▽
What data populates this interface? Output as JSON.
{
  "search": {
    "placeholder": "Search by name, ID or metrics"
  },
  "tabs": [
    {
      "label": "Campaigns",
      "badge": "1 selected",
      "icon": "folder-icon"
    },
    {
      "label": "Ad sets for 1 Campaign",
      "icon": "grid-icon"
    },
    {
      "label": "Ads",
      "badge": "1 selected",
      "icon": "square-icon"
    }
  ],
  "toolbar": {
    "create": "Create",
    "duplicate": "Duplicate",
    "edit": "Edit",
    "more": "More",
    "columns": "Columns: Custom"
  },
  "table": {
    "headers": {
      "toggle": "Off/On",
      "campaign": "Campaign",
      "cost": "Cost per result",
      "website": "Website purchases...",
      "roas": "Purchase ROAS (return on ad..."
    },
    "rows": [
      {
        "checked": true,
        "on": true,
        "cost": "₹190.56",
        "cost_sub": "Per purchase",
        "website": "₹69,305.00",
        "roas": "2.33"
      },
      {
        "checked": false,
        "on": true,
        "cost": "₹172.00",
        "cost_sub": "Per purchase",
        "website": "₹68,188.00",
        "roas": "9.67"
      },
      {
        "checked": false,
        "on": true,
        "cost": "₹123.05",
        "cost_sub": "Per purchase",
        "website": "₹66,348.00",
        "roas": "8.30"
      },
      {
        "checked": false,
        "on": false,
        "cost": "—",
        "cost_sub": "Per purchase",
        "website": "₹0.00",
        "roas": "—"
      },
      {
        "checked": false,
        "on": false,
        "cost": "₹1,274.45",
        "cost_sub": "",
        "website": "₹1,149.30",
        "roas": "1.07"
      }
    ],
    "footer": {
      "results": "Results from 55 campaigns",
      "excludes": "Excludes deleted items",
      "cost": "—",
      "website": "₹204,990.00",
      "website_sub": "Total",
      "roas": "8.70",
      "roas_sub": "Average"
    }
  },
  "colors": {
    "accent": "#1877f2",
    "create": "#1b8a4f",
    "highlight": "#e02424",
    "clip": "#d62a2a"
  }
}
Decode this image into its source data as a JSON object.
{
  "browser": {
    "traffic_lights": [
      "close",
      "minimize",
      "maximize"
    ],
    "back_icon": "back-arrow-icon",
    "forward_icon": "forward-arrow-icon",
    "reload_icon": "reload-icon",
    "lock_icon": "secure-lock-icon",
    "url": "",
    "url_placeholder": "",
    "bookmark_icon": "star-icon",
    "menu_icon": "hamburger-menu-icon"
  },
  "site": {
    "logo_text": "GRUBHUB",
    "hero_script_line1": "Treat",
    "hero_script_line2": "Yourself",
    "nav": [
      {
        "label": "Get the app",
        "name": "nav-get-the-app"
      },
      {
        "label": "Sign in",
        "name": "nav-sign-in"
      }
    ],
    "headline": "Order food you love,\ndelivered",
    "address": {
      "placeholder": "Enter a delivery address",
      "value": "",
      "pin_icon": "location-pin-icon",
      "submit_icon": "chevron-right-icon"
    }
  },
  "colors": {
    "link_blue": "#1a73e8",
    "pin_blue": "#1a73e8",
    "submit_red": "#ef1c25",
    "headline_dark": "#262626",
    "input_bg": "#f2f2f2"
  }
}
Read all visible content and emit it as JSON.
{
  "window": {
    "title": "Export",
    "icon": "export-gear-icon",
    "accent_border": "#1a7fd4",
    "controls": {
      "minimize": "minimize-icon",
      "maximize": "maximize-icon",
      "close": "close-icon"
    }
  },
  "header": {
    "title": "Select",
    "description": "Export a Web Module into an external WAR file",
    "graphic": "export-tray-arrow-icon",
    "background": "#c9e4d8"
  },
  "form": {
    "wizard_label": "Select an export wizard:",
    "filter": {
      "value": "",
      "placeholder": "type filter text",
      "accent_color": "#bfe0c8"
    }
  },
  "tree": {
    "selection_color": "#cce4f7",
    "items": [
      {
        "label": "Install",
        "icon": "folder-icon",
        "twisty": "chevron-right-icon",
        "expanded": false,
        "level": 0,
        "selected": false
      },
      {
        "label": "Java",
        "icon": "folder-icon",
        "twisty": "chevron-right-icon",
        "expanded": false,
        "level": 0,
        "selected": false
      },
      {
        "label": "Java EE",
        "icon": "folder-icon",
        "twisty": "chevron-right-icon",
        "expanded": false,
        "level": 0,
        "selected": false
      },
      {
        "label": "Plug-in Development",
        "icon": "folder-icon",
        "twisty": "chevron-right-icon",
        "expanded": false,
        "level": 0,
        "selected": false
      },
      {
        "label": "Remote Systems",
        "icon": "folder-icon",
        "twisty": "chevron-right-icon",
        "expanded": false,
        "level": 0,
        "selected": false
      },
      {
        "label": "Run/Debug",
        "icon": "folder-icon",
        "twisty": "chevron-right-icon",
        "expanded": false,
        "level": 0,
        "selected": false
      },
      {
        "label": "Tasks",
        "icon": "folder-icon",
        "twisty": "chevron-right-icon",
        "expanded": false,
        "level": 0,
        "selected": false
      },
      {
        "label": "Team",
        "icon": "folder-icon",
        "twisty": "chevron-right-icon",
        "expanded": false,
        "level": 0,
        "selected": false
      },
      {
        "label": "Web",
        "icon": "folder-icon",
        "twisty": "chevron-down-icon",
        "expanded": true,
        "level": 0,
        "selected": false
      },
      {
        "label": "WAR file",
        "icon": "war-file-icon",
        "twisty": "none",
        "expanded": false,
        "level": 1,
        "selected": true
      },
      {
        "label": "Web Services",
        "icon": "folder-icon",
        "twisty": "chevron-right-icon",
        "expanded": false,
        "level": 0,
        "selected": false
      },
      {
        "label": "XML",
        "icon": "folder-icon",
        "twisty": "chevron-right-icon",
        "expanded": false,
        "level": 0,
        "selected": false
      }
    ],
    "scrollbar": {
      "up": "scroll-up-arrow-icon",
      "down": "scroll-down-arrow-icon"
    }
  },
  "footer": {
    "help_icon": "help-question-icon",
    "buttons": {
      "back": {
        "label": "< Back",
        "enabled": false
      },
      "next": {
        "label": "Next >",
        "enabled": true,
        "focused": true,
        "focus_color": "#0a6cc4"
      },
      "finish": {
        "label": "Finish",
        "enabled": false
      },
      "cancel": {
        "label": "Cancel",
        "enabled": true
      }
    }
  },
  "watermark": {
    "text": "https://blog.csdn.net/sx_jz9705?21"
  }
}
△
Requirements
Retype the data in full and match it exactly.

Full output
What data populates this interface? Output as JSON.
{
  "search": {
    "placeholder": "Search by name, ID or metrics"
  },
  "tabs": [
    {
      "label": "Campaigns",
      "badge": "1 selected",
      "icon": "folder-icon"
    },
    {
      "label": "Ad sets for 1 Campaign",
      "icon": "grid-icon"
    },
    {
      "label": "Ads",
      "badge": "1 selected",
      "icon": "square-icon"
    }
  ],
  "toolbar": {
    "create": "Create",
    "duplicate": "Duplicate",
    "edit": "Edit",
    "more": "More",
    "columns": "Columns: Custom"
  },
  "table": {
    "headers": {
      "toggle": "Off/On",
      "campaign": "Campaign",
      "cost": "Cost per result",
      "website": "Website purchases...",
      "roas": "Purchase ROAS (return on ad..."
    },
    "rows": [
      {
        "checked": true,
        "on": true,
        "cost": "₹190.56",
        "cost_sub": "Per purchase",
        "website": "₹69,305.00",
        "roas": "2.33"
      },
      {
        "checked": false,
        "on": true,
        "cost": "₹172.00",
        "cost_sub": "Per purchase",
        "website": "₹68,188.00",
        "roas": "9.67"
      },
      {
        "checked": false,
        "on": true,
        "cost": "₹123.05",
        "cost_sub": "Per purchase",
        "website": "₹66,348.00",
        "roas": "8.30"
      },
      {
        "checked": false,
        "on": false,
        "cost": "—",
        "cost_sub": "Per purchase",
        "website": "₹0.00",
        "roas": "—"
      },
      {
        "checked": false,
        "on": false,
        "cost": "₹1,274.45",
        "cost_sub": "",
        "website": "₹1,149.30",
        "roas": "1.07"
      }
    ],
    "footer": {
      "results": "Results from 55 campaigns",
      "excludes": "Excludes deleted items",
      "cost": "—",
      "website": "₹204,990.00",
      "website_sub": "Total",
      "roas": "8.70",
      "roas_sub": "Average"
    }
  },
  "colors": {
    "accent": "#1877f2",
    "create": "#1b8a4f",
    "highlight": "#e02424",
    "clip": "#d62a2a"
  }
}
Decode this image into its source data as a JSON object.
{
  "browser": {
    "traffic_lights": [
      "close",
      "minimize",
      "maximize"
    ],
    "back_icon": "back-arrow-icon",
    "forward_icon": "forward-arrow-icon",
    "reload_icon": "reload-icon",
    "lock_icon": "secure-lock-icon",
    "url": "",
    "url_placeholder": "",
    "bookmark_icon": "star-icon",
    "menu_icon": "hamburger-menu-icon"
  },
  "site": {
    "logo_text": "GRUBHUB",
    "hero_script_line1": "Treat",
    "hero_script_line2": "Yourself",
    "nav": [
      {
        "label": "Get the app",
        "name": "nav-get-the-app"
      },
      {
        "label": "Sign in",
        "name": "nav-sign-in"
      }
    ],
    "headline": "Order food you love,\ndelivered",
    "address": {
      "placeholder": "Enter a delivery address",
      "value": "",
      "pin_icon": "location-pin-icon",
      "submit_icon": "chevron-right-icon"
    }
  },
  "colors": {
    "link_blue": "#1a73e8",
    "pin_blue": "#1a73e8",
    "submit_red": "#ef1c25",
    "headline_dark": "#262626",
    "input_bg": "#f2f2f2"
  }
}
Read all visible content and emit it as JSON.
{
  "window": {
    "title": "Export",
    "icon": "export-gear-icon",
    "accent_border": "#1a7fd4",
    "controls": {
      "minimize": "minimize-icon",
      "maximize": "maximize-icon",
      "close": "close-icon"
    }
  },
  "header": {
    "title": "Select",
    "description": "Export a Web Module into an external WAR file",
    "graphic": "export-tray-arrow-icon",
    "background": "#c9e4d8"
  },
  "form": {
    "wizard_label": "Select an export wizard:",
    "filter": {
      "value": "",
      "placeholder": "type filter text",
      "accent_color": "#bfe0c8"
    }
  },
  "tree": {
    "selection_color": "#cce4f7",
    "items": [
      {
        "label": "Install",
        "icon": "folder-icon",
        "twisty": "chevron-right-icon",
        "expanded": false,
        "level": 0,
        "selected": false
      },
      {
        "label": "Java",
        "icon": "folder-icon",
        "twisty": "chevron-right-icon",
        "expanded": false,
        "level": 0,
        "selected": false
      },
      {
        "label": "Java EE",
        "icon": "folder-icon",
        "twisty": "chevron-right-icon",
        "expanded": false,
        "level": 0,
        "selected": false
      },
      {
        "label": "Plug-in Development",
        "icon": "folder-icon",
        "twisty": "chevron-right-icon",
        "expanded": false,
        "level": 0,
        "selected": false
      },
      {
        "label": "Remote Systems",
        "icon": "folder-icon",
        "twisty": "chevron-right-icon",
        "expanded": false,
        "level": 0,
        "selected": false
      },
      {
        "label": "Run/Debug",
        "icon": "folder-icon",
        "twisty": "chevron-right-icon",
        "expanded": false,
        "level": 0,
        "selected": false
      },
      {
        "label": "Tasks",
        "icon": "folder-icon",
        "twisty": "chevron-right-icon",
        "expanded": false,
        "level": 0,
        "selected": false
      },
      {
        "label": "Team",
        "icon": "folder-icon",
        "twisty": "chevron-right-icon",
        "expanded": false,
        "level": 0,
        "selected": false
      },
      {
        "label": "Web",
        "icon": "folder-icon",
        "twisty": "chevron-down-icon",
        "expanded": true,
        "level": 0,
        "selected": false
      },
      {
        "label": "WAR file",
        "icon": "war-file-icon",
        "twisty": "none",
        "expanded": false,
        "level": 1,
        "selected": true
      },
      {
        "label": "Web Services",
        "icon": "folder-icon",
        "twisty": "chevron-right-icon",
        "expanded": false,
        "level": 0,
        "selected": false
      },
      {
        "label": "XML",
        "icon": "folder-icon",
        "twisty": "chevron-right-icon",
        "expanded": false,
        "level": 0,
        "selected": false
      }
    ],
    "scrollbar": {
      "up": "scroll-up-arrow-icon",
      "down": "scroll-down-arrow-icon"
    }
  },
  "footer": {
    "help_icon": "help-question-icon",
    "buttons": {
      "back": {
        "label": "< Back",
        "enabled": false
      },
      "next": {
        "label": "Next >",
        "enabled": true,
        "focused": true,
        "focus_color": "#0a6cc4"
      },
      "finish": {
        "label": "Finish",
        "enabled": false
      },
      "cancel": {
        "label": "Cancel",
        "enabled": true
      }
    }
  },
  "watermark": {
    "text": "https://blog.csdn.net/sx_jz9705?21"
  }
}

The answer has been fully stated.